• [READING PASSAGE]:
*** Block opens ***

Selective microbial resolution of lupanine racemate: bioprocess development and the impact of carbon catabolite repression on industrial wastewater valorisation

An environmentally friendly bioprocess for the valorisation of the lupanine enantiomeric mixture existing in lupin bean processing wastewater was developed. Pseudomonas putida LPK411, which is capable of enantioselectively biodegrading lupanine enantiomers, was employed for the resolution of the lupanine racemate content of unrefined and pretreated industrial effluents. The optimal culture conditions for racemic lupanine biodegradation by LPK411 were determined as 31 °C, pH 6–7, and 1.5 g L− 1 initial lupanine concentration. The results obtained for enantioselective resolution of the effluents by P. putida LPK411, grown in shake-flasks, and a lab-scale bioreactor under batch operation, demonstrated that lupanine resolution was substantially improved in the bioreactor, exhibiting L-(–)-lupanine enantiomeric excess > 93% for all feedstocks used. Moreover, a fed-batch bioprocess was conducted using racemic lupanine resulting in 53% and 49% enhanced D-( +)-lupanine biodegradation and biomass production compared to the corresponding batch experiment respectively, while L-(–)-lupanine concentration increased by 49%. Monitoring the transcriptional kinetics of luh and crc genes employing industrial wastewater and the alkaloid racemate in synthetic media demonstrated that although expression from the lupanine catabolic route was rapidly induced upon supply of lupanine as a single substrate, LPK411 preferably utilised other carbon molecules of the real effluent over lupanine, suppressing the alkaloid’s catabolic pathway via the carbon catabolite repression regulatory system. The study exemplified the impact of a preferred compound on the main metabolic route of a bioprocess, demonstrating the importance of molecular interactions in biorefineries developed based on the mixture of substrates contained in renewable bioresources. Future research should aim at optimising and up-scaling the enantioselective biodegradation process proposed.

*** Block closes ***

• [PROBLEM DESCRIPTION]:
For each statement, answer yes or no according to whether it agrees with the lupanine passage, and quote the passage's deciding words.
1. The optimal initial lupanine concentration for racemic lupanine biodegradation by LPK411 was 1.5 g L− 1.
2. Lupanine resolution was better in shake-flasks than in the lab-scale bioreactor.
3. In the fed-batch bioprocess, the L-(–)-lupanine concentration decreased.
The rows that come next are separate material with no connection to the lupanine passage.

[Document understanding data]
*** Block opens ***

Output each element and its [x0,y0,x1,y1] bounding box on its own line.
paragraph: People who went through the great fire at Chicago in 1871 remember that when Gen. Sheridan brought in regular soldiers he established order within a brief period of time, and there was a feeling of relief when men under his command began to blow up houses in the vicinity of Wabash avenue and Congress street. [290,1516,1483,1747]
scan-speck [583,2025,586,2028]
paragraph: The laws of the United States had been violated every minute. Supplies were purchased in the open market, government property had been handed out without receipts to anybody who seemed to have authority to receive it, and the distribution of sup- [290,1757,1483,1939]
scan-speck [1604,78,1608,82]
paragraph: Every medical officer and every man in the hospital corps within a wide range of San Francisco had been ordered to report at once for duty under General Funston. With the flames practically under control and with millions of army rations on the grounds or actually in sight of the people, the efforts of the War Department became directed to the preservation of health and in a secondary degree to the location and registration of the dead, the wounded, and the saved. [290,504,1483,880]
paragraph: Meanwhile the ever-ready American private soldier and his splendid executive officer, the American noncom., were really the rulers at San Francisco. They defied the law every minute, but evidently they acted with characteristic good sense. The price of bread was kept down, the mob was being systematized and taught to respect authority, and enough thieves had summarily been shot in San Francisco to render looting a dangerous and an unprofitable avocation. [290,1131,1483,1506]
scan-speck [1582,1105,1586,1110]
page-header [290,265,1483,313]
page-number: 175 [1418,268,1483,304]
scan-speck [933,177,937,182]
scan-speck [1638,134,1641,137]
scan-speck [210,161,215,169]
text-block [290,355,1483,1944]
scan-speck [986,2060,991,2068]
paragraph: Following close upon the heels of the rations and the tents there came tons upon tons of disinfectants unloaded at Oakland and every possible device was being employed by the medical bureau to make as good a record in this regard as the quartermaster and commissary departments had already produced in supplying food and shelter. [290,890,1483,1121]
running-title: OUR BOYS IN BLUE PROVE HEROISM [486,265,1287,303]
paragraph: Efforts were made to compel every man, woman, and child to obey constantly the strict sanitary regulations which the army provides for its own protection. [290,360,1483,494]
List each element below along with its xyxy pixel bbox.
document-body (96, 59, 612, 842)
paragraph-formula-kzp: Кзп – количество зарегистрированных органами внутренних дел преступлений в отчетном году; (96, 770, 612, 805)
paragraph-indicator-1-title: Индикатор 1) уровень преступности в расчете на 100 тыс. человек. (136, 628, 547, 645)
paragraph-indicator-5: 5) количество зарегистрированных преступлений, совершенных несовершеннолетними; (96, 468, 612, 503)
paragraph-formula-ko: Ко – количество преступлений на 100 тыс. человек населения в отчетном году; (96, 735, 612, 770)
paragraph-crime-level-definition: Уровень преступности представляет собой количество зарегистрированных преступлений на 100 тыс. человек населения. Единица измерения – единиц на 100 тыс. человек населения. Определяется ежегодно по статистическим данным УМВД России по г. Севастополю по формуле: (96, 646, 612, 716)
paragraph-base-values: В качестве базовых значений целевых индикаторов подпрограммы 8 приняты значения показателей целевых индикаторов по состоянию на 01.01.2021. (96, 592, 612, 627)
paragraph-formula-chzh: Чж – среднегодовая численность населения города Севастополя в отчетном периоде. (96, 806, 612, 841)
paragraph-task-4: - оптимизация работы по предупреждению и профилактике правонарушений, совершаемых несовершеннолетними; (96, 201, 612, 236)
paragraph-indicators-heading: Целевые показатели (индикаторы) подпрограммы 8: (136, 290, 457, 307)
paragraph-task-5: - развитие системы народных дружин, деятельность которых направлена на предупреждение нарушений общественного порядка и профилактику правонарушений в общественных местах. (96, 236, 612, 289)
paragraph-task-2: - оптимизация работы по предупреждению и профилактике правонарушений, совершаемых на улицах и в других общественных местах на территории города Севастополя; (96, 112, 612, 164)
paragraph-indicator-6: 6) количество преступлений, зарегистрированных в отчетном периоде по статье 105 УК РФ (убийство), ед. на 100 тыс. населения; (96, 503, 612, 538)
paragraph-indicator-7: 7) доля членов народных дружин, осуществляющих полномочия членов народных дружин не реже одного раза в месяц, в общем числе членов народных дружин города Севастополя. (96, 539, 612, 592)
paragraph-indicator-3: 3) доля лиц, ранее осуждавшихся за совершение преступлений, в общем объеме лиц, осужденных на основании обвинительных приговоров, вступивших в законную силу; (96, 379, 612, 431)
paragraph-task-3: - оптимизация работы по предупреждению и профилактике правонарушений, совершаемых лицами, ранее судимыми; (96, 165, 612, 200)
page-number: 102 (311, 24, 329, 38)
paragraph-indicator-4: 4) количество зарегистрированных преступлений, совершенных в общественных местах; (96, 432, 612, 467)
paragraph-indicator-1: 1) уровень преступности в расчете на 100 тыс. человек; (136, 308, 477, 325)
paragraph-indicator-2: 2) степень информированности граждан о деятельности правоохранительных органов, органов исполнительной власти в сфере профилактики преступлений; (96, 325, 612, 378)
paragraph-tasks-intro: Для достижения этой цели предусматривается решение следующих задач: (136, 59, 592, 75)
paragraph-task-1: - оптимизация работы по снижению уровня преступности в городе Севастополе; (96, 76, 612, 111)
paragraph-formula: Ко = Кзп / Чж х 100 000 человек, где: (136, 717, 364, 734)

*** Block closes ***

• [PROBLEM SOLUTION]:
1. Yes: "1.5 g L− 1 initial lupanine concentration"
2. No: "lupanine resolution was substantially improved in the bioreactor"
3. No: "L-(–)-lupanine concentration increased by 49%"